### SET PROBLEM
For the entries that follow, tally the lines holding the string "中华人民共和国社会保险法". Give the total and nothing else.

* start EXTRACTED INFORMATION *

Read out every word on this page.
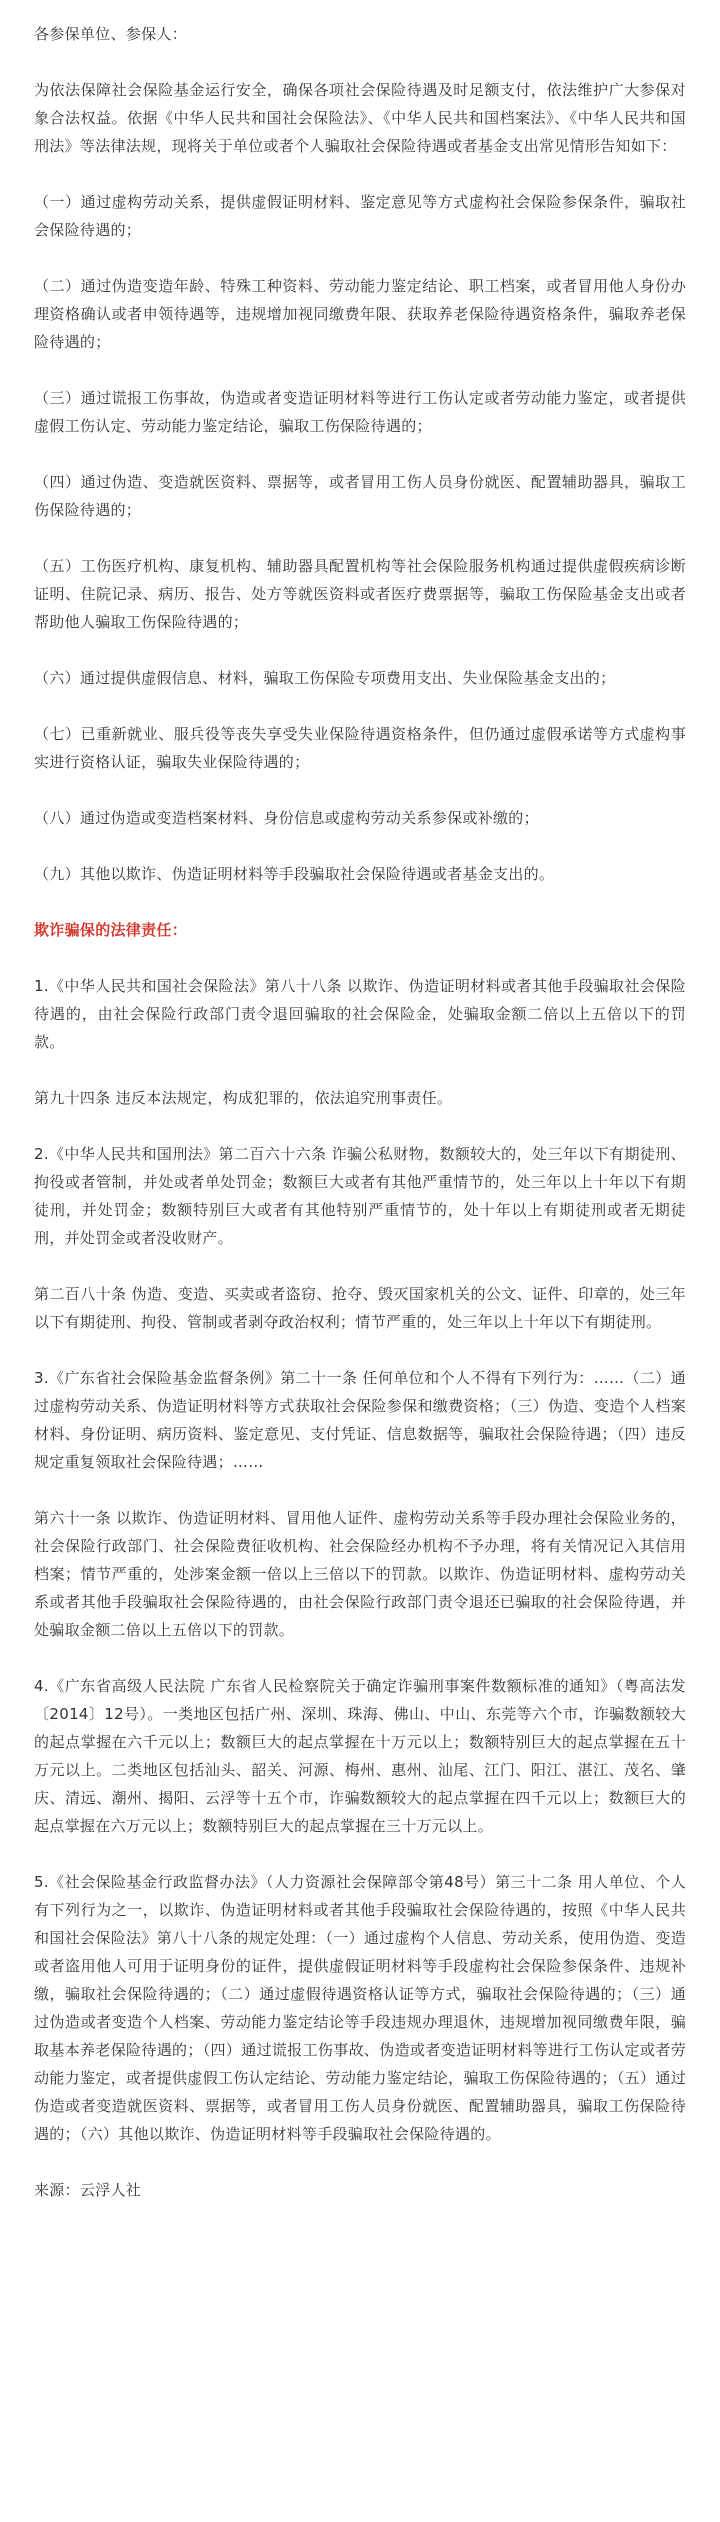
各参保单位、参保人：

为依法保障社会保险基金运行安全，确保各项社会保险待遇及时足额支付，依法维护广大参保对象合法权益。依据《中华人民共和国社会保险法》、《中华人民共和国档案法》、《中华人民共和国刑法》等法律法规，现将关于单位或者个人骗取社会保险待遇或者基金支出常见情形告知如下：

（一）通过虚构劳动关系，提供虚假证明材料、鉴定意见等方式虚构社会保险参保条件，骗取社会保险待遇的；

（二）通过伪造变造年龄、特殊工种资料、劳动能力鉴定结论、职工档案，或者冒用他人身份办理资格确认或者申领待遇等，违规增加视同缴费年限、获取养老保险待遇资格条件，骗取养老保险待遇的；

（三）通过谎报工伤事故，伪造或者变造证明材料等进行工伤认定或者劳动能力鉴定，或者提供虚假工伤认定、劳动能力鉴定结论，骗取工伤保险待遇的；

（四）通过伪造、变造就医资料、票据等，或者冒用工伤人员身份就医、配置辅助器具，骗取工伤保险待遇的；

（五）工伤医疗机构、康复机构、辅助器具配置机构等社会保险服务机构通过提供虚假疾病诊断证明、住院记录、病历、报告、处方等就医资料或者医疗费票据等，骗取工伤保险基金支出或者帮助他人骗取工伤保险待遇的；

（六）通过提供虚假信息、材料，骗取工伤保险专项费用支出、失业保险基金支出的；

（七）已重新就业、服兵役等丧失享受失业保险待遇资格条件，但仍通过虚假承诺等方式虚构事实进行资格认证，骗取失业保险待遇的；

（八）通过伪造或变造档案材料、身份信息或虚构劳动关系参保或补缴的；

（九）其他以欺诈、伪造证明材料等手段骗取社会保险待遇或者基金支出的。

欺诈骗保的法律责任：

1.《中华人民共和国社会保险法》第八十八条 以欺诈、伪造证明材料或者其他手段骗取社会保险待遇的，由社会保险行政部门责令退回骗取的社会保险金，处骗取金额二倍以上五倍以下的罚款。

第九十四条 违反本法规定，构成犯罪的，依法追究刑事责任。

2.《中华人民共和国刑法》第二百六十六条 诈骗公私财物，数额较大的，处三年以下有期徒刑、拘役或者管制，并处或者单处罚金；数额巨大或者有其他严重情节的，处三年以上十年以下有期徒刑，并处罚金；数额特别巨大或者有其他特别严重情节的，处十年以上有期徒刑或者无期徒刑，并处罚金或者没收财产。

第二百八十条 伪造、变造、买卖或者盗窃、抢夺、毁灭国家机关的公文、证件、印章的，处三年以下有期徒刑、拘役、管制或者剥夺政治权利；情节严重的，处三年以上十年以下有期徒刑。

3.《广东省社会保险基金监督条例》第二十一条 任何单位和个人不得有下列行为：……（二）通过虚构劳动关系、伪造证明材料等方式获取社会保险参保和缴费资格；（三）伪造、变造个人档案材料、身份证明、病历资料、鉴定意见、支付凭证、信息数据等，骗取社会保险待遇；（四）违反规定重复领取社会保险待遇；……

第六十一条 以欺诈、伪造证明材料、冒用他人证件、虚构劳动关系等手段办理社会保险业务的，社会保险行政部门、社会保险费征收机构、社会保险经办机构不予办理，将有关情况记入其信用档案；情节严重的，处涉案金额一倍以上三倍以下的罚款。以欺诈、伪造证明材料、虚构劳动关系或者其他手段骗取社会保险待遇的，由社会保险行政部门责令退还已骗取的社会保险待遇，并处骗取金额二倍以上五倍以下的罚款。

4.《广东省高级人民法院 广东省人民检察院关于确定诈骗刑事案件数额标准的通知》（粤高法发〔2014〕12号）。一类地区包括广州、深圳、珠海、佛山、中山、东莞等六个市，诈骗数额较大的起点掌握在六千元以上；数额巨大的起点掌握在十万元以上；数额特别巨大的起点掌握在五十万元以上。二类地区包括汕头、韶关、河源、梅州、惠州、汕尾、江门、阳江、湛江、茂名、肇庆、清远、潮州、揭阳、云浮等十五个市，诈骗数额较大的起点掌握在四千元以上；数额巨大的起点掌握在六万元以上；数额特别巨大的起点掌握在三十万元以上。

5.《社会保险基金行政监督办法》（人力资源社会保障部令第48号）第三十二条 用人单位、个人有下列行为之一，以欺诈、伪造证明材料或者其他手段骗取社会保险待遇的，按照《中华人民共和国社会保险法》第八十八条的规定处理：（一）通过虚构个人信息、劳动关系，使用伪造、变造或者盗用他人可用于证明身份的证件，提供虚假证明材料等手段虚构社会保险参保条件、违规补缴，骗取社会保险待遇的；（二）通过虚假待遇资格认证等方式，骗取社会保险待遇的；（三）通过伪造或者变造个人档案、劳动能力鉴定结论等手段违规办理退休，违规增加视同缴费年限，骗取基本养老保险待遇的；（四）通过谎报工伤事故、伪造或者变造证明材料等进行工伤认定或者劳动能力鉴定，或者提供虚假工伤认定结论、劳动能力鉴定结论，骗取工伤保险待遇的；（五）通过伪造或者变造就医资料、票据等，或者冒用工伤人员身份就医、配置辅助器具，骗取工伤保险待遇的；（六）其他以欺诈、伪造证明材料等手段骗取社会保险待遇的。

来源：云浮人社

* end EXTRACTED INFORMATION *
* start EXTRACTED INFORMATION *

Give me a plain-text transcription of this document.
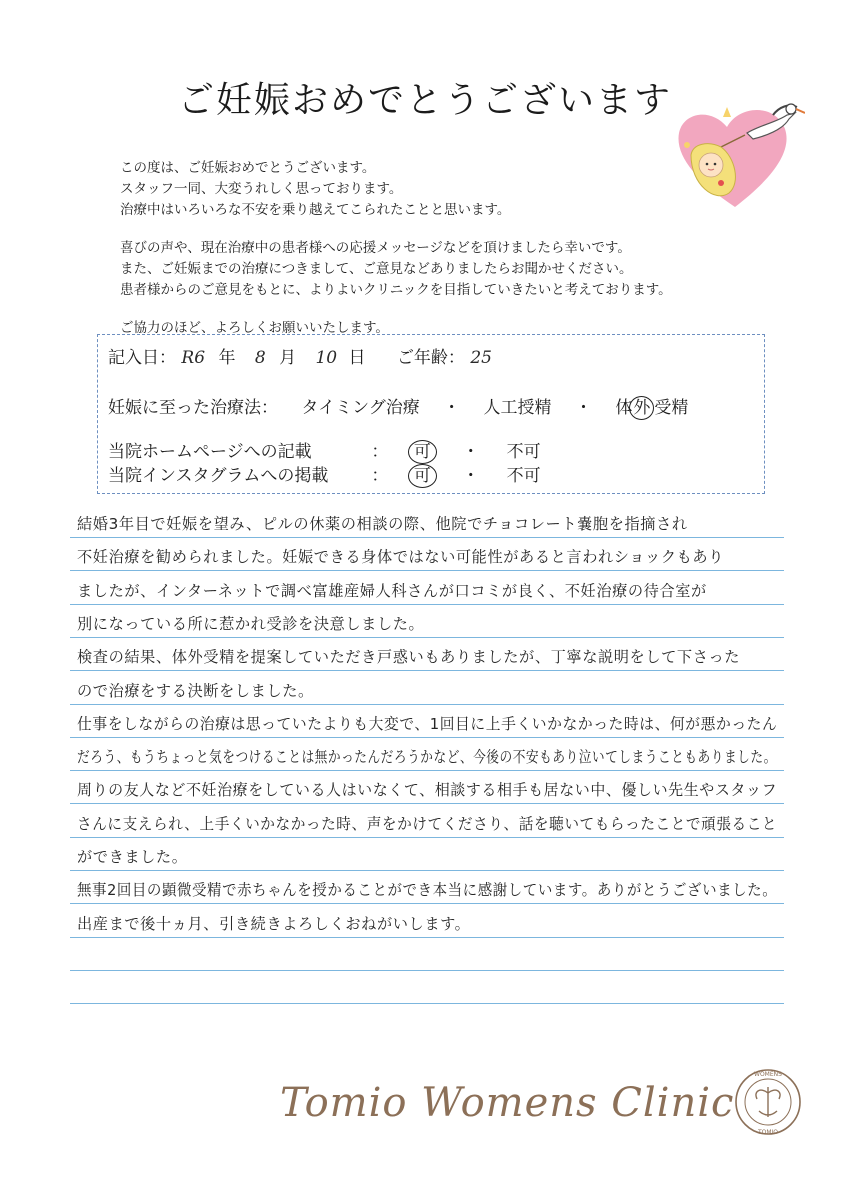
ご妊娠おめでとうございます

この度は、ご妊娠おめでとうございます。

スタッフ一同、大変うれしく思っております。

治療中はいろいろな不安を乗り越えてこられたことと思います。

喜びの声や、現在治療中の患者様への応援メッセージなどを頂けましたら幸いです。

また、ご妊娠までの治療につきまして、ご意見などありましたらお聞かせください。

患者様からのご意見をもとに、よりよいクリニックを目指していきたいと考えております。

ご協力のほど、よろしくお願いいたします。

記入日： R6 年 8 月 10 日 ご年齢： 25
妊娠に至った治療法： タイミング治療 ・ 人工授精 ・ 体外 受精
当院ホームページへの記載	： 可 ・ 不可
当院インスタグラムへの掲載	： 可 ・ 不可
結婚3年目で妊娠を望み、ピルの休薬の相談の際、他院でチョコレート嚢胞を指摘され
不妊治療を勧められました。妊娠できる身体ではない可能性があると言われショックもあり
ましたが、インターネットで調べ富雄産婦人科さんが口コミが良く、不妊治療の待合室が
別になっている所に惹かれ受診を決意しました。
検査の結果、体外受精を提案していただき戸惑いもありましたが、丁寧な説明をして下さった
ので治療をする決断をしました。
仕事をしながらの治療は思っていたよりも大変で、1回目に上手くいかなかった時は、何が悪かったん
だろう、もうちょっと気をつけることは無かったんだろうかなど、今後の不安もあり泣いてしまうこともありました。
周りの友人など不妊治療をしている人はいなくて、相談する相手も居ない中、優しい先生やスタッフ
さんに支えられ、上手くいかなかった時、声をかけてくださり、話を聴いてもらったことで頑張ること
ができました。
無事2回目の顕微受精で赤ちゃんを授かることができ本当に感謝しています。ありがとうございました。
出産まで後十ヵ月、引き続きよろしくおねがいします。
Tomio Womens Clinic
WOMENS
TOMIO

* end EXTRACTED INFORMATION *
* start EXTRACTED INFORMATION *

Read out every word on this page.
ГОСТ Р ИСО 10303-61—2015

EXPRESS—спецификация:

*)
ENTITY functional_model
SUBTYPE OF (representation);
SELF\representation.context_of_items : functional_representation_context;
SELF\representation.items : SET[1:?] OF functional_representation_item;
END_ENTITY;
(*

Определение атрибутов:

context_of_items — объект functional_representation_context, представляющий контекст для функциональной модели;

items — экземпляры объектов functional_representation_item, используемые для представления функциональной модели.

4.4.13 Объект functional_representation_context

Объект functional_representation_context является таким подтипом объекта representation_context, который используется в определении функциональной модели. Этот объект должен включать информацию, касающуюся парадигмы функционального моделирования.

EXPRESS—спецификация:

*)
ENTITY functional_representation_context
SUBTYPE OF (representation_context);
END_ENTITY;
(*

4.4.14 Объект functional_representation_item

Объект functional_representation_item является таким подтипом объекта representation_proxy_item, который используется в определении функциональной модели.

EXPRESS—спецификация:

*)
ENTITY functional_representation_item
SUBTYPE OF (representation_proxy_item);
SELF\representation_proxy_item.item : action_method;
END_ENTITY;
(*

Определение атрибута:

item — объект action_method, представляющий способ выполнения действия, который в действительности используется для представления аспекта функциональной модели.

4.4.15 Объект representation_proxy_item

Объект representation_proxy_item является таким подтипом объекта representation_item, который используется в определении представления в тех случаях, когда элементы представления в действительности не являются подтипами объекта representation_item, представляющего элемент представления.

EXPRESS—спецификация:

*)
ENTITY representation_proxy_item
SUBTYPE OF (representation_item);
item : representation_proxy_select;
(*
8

* end EXTRACTED INFORMATION *

### FULL ANSWER
3